- **Exercise instructions**: Tell how many lines in the data below include the word "biljarten". The answer is the number only.

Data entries

## start

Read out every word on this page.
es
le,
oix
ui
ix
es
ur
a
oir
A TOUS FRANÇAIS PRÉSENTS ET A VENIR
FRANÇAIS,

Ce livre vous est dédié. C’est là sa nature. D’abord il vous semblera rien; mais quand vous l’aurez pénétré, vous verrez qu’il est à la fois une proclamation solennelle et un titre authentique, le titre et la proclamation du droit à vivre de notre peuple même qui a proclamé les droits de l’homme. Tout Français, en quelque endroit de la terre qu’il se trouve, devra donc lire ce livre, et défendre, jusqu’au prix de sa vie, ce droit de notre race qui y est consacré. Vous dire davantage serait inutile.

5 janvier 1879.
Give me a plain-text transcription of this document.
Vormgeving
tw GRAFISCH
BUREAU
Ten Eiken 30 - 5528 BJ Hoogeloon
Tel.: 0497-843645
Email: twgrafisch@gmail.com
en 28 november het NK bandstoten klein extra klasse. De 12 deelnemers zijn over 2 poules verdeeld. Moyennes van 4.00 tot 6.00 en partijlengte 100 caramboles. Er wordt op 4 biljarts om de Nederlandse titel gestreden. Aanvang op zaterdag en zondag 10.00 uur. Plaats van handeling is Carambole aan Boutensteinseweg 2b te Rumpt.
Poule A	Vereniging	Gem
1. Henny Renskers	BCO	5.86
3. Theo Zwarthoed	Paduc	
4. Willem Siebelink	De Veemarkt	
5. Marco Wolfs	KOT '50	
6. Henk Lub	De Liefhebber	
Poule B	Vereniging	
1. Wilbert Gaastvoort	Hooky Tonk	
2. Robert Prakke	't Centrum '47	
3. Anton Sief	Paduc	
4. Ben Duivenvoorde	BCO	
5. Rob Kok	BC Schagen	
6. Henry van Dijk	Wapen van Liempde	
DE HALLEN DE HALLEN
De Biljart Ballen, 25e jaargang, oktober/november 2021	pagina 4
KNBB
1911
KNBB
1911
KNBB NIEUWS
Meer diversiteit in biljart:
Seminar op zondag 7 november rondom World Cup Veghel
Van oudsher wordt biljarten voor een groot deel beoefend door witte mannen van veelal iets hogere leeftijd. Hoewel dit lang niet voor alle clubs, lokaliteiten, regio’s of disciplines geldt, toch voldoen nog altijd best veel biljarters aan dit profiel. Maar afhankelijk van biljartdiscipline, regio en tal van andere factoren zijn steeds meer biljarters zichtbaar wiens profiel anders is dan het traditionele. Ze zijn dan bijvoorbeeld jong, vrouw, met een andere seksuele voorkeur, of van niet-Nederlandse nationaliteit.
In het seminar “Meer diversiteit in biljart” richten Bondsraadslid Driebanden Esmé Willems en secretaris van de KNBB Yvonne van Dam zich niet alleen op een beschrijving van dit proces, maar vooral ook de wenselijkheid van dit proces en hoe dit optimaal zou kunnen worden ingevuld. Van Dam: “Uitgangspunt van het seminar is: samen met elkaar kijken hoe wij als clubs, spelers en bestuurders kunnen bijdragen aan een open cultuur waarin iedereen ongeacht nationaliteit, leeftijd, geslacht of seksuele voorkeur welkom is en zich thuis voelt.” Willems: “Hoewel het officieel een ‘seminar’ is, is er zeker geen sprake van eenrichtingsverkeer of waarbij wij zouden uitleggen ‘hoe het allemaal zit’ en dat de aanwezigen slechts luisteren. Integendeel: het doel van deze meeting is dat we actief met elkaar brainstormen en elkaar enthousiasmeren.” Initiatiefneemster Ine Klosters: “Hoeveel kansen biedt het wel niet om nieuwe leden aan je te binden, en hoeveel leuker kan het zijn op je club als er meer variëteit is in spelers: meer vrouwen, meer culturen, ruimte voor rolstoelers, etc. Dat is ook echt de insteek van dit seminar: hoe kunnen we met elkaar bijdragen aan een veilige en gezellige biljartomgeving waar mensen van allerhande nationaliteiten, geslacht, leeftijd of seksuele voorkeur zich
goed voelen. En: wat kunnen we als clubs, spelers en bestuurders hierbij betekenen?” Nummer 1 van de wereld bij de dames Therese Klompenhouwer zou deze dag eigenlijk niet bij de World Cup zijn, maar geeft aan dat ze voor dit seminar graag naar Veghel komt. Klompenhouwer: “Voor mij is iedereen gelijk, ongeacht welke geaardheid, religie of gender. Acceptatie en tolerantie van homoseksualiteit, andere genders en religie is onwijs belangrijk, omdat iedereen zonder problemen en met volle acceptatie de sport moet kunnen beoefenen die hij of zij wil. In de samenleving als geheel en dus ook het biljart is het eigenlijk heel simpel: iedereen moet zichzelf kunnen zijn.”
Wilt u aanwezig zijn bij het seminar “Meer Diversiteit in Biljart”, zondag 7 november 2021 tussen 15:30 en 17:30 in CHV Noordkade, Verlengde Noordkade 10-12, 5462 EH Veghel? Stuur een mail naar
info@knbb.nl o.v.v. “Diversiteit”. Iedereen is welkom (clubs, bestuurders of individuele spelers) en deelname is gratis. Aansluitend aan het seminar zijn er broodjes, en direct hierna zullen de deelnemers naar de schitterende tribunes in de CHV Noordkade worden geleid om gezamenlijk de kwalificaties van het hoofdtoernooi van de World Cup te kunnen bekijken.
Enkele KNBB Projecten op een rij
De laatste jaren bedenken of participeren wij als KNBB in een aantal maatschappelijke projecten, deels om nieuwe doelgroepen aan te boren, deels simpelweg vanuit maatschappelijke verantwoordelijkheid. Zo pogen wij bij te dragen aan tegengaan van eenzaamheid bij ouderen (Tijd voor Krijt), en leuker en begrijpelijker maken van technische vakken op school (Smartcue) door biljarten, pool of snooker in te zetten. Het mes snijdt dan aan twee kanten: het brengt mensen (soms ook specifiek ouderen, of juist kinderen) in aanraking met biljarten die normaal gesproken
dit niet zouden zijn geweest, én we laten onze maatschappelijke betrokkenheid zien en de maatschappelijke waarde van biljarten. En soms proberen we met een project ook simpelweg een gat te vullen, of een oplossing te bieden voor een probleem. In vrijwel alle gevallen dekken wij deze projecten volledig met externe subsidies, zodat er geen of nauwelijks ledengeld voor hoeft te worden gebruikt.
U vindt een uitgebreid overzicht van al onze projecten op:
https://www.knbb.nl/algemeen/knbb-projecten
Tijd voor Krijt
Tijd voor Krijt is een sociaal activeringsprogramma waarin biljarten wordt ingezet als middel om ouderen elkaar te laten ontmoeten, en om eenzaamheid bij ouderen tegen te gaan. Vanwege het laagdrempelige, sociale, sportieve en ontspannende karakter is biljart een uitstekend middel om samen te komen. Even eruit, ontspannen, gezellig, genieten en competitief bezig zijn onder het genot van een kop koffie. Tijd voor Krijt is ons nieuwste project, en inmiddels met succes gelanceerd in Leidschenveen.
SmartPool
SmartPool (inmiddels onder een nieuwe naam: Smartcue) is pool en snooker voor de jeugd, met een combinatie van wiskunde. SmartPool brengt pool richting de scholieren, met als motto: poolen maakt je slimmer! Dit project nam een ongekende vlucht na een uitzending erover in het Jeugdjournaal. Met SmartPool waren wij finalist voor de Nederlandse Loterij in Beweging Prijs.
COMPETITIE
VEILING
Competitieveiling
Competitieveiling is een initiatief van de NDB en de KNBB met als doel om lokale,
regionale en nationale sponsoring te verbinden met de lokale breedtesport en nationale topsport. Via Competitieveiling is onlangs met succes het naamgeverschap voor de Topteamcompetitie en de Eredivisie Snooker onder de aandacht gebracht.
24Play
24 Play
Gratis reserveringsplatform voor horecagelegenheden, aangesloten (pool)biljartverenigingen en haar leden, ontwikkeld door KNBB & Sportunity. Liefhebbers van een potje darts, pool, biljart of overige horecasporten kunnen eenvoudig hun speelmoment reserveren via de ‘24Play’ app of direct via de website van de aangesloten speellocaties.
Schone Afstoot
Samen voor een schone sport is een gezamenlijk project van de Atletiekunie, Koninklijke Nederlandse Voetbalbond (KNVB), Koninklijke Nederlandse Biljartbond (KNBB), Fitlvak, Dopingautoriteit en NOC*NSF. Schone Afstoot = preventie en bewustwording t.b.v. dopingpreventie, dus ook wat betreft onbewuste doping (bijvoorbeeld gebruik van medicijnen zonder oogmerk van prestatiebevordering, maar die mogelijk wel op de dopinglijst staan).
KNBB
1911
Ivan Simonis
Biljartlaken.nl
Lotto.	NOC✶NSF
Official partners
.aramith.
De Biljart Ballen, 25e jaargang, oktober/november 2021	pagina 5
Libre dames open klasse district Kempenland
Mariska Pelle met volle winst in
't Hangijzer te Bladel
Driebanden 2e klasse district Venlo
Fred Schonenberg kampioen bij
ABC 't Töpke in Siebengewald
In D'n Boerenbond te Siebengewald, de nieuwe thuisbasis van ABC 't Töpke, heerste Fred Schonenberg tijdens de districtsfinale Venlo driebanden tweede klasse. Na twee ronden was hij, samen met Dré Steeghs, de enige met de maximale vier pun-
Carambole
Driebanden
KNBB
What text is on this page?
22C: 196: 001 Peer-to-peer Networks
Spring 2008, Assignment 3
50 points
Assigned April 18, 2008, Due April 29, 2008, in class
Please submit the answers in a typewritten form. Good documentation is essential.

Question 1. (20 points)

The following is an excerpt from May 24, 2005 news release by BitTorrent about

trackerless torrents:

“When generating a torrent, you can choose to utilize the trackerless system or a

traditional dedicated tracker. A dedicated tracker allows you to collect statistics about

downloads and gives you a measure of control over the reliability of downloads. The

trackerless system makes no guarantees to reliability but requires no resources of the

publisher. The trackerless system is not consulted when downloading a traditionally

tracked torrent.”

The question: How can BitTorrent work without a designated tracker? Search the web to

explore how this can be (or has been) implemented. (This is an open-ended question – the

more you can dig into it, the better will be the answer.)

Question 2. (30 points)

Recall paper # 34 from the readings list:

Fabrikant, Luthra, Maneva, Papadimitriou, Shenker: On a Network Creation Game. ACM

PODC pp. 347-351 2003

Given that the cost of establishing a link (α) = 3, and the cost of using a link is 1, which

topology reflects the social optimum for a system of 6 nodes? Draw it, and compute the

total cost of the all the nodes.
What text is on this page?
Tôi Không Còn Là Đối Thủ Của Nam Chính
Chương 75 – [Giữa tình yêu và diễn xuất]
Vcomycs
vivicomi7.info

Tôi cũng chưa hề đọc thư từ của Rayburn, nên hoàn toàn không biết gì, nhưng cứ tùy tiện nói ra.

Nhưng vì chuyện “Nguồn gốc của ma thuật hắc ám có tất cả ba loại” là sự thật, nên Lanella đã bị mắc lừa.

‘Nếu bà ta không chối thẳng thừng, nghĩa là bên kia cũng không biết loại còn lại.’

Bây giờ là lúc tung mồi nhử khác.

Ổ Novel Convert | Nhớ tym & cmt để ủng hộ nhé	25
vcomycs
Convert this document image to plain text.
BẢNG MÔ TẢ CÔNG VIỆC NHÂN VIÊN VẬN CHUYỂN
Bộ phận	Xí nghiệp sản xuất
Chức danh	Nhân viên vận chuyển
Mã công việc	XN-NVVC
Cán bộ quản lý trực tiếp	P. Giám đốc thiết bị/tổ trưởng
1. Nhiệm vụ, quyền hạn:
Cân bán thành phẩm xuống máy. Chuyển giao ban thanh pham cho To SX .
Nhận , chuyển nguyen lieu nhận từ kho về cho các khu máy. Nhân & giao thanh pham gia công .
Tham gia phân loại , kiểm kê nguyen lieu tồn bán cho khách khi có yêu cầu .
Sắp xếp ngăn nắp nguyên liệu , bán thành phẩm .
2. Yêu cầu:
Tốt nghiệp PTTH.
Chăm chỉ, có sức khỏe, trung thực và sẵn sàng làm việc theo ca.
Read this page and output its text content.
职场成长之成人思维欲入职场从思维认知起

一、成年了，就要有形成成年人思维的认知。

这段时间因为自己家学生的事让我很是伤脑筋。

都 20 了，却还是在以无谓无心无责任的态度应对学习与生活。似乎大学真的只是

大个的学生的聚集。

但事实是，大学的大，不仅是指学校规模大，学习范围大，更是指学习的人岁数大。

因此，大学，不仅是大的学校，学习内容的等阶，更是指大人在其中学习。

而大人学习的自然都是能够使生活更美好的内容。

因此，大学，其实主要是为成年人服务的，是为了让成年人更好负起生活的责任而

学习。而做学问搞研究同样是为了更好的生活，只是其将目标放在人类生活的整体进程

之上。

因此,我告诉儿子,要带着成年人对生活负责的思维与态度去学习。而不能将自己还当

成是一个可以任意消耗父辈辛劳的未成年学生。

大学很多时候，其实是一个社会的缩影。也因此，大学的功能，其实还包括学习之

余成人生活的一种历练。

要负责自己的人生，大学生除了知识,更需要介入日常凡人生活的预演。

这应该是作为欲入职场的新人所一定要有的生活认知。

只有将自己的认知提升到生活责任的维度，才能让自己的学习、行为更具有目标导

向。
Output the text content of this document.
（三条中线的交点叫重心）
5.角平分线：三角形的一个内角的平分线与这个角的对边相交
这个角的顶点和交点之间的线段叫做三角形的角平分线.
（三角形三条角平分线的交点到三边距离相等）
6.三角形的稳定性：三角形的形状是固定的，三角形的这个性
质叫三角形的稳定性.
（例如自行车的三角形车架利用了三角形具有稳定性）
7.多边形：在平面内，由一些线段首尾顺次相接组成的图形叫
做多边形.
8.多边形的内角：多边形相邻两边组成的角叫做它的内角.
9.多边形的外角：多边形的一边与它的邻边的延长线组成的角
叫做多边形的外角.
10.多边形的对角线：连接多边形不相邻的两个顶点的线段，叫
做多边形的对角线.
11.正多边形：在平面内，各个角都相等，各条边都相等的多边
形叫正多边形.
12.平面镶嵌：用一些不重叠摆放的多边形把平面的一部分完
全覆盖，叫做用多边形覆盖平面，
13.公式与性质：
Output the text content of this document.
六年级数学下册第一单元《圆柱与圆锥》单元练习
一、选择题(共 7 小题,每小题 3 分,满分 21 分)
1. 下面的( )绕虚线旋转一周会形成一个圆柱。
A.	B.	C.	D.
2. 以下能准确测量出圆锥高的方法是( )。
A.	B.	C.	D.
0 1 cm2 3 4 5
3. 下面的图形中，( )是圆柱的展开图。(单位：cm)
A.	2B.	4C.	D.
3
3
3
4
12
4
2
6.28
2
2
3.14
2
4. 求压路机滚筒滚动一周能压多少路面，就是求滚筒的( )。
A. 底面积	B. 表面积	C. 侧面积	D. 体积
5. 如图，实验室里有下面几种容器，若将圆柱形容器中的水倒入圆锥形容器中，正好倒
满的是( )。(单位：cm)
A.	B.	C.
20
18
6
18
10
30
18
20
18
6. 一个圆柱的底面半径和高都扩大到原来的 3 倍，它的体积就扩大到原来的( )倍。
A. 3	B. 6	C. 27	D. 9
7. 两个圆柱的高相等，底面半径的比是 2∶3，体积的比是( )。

## end

- **Task response**: 4